-------- SUPPLIED MATERIAL
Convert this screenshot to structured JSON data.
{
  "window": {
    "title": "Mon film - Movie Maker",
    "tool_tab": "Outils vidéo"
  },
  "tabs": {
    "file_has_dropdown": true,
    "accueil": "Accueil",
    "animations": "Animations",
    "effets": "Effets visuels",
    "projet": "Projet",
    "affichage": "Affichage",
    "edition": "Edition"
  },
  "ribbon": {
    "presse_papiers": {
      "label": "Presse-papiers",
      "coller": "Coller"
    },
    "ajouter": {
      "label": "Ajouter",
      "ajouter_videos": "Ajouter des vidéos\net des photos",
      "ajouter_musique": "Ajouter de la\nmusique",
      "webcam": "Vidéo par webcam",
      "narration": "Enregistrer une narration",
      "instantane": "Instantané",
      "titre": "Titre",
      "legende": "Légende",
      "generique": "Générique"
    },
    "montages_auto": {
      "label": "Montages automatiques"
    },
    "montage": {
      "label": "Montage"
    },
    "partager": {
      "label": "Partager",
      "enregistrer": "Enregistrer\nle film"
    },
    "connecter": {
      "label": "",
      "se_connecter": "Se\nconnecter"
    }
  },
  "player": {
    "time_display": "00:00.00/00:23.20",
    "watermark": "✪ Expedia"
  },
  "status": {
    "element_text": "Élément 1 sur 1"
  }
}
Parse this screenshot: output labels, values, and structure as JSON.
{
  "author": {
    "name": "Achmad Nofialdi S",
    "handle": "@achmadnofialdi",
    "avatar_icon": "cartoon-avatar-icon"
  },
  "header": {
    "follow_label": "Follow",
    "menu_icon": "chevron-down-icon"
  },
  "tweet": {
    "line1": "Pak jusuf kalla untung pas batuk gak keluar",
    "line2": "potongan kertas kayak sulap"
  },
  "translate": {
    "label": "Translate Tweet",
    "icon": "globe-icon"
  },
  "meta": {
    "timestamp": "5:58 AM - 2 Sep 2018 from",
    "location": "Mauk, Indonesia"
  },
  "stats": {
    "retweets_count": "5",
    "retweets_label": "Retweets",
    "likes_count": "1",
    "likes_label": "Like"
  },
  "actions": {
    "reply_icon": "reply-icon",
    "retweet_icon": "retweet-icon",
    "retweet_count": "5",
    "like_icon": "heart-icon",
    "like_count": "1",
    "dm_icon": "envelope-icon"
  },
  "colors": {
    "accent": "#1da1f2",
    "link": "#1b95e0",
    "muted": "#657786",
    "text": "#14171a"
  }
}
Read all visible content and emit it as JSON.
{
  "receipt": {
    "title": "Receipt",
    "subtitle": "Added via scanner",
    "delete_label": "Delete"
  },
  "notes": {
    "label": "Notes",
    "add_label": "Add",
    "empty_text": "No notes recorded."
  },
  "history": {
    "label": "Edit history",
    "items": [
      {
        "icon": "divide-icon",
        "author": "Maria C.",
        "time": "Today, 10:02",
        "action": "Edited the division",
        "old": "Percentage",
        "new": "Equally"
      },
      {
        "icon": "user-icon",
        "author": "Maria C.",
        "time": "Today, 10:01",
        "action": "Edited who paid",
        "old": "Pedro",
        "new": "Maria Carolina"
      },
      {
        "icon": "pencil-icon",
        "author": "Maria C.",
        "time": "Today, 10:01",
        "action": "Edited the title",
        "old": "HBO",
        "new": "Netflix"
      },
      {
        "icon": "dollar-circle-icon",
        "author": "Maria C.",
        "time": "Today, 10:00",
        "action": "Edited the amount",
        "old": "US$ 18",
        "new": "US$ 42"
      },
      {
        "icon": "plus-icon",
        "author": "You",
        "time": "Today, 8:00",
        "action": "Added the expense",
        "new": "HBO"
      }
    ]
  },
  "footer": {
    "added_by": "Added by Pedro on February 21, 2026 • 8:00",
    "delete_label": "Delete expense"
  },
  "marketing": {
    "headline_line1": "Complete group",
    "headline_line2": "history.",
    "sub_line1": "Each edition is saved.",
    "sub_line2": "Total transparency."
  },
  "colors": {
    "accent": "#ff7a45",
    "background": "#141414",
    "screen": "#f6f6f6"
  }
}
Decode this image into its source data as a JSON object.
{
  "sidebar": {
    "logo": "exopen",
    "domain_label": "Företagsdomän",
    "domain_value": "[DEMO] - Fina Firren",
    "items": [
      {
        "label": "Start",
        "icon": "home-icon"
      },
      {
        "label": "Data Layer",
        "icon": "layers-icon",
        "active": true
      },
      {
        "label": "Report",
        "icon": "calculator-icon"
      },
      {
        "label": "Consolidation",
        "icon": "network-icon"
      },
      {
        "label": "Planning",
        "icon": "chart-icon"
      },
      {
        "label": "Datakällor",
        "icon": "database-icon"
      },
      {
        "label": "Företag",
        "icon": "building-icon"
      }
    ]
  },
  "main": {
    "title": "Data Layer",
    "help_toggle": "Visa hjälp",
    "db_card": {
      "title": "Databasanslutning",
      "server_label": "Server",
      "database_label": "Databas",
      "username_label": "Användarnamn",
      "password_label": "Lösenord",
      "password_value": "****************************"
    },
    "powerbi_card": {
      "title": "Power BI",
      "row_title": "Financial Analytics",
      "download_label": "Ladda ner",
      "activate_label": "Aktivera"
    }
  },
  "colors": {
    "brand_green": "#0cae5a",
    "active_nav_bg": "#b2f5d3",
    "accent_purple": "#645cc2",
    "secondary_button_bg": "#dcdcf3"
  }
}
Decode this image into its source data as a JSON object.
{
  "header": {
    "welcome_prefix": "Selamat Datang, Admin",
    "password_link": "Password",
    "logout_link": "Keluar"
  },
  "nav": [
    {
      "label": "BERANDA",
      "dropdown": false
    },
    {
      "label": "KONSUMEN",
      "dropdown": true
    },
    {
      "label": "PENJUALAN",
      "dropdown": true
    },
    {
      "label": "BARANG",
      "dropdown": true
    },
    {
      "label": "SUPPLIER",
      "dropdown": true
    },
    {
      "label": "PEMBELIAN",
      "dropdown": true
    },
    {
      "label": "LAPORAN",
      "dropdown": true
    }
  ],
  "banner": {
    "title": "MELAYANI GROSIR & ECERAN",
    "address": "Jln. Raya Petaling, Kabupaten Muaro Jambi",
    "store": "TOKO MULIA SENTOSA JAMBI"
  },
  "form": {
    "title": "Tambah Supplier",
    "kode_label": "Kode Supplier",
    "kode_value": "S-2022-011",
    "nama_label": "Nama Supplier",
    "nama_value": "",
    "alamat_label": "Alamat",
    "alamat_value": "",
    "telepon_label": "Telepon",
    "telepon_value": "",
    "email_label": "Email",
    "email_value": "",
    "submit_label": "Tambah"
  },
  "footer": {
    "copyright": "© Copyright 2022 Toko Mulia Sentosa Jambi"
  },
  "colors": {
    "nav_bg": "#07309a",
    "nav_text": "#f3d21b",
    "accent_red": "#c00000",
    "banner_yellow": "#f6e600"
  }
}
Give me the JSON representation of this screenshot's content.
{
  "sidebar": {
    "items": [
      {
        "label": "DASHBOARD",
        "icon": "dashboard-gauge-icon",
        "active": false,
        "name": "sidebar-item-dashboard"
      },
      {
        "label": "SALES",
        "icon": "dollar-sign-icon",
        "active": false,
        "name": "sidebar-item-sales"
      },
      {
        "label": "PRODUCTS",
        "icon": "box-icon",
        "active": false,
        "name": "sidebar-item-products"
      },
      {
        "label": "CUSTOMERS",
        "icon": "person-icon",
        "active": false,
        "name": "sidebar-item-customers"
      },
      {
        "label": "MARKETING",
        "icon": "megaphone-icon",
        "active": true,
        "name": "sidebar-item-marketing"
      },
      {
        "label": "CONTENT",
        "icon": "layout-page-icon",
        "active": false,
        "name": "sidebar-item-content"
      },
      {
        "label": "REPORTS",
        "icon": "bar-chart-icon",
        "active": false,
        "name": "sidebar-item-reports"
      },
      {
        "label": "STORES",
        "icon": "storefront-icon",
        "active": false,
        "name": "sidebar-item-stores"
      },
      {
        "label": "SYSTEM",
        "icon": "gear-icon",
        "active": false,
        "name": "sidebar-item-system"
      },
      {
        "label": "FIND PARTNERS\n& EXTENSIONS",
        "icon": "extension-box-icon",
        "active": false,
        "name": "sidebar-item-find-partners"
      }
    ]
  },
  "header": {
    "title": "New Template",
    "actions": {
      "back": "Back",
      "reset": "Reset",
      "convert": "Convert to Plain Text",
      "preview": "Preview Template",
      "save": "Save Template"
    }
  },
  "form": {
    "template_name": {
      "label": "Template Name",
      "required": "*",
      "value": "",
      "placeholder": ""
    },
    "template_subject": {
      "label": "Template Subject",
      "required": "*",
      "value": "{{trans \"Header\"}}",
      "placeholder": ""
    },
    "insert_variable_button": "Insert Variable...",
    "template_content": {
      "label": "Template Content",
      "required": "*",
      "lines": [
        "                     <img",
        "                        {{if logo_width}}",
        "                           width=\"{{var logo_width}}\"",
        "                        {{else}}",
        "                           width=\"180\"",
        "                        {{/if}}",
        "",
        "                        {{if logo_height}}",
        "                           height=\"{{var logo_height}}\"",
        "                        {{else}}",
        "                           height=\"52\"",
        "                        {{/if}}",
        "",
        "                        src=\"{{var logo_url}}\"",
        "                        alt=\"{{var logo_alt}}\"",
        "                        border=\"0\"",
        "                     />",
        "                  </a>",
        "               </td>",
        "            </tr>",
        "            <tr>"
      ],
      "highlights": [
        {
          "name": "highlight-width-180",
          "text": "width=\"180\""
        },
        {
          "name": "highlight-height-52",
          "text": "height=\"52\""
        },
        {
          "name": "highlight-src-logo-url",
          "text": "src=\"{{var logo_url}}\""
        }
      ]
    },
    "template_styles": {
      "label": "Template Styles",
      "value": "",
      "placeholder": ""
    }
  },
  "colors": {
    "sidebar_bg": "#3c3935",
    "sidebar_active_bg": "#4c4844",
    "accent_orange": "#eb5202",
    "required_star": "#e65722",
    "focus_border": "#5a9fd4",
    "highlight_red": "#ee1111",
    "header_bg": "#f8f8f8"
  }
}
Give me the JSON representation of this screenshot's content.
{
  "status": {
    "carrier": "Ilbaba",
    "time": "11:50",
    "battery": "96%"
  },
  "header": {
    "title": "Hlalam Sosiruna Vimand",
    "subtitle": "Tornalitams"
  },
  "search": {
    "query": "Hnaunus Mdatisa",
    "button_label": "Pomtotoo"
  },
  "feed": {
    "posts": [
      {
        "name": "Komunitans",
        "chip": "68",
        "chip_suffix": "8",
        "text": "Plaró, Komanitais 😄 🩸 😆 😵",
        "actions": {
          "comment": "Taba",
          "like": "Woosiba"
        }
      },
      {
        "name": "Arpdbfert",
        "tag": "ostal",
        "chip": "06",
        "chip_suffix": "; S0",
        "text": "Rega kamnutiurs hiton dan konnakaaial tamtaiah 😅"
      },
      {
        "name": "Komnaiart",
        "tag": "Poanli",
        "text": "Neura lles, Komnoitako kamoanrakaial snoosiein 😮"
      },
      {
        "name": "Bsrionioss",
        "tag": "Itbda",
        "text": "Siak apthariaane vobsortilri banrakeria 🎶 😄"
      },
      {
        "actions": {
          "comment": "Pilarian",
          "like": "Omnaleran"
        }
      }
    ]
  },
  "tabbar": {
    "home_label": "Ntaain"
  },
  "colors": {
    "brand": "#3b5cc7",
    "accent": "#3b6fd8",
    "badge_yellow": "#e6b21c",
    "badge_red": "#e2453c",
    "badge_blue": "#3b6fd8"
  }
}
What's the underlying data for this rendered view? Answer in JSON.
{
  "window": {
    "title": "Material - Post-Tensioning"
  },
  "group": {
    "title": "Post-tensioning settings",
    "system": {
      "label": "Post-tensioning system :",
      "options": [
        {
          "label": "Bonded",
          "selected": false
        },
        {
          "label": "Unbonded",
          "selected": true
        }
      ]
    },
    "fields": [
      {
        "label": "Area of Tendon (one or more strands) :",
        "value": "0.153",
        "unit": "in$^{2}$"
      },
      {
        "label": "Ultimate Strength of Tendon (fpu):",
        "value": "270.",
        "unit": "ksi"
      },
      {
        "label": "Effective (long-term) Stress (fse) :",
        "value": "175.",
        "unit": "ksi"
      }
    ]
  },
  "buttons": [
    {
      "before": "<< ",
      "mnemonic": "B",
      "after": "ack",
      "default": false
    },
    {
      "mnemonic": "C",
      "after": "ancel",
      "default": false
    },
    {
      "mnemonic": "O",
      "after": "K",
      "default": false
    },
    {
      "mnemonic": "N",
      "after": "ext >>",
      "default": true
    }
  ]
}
----------------
# PROBLEM STATEMENT
In the records above, find the lines containing "edition" and copy them.

# ANSWER TO THE EXERCISE
    "edition": "Edition"
    "sub_line1": "Each edition is saved.",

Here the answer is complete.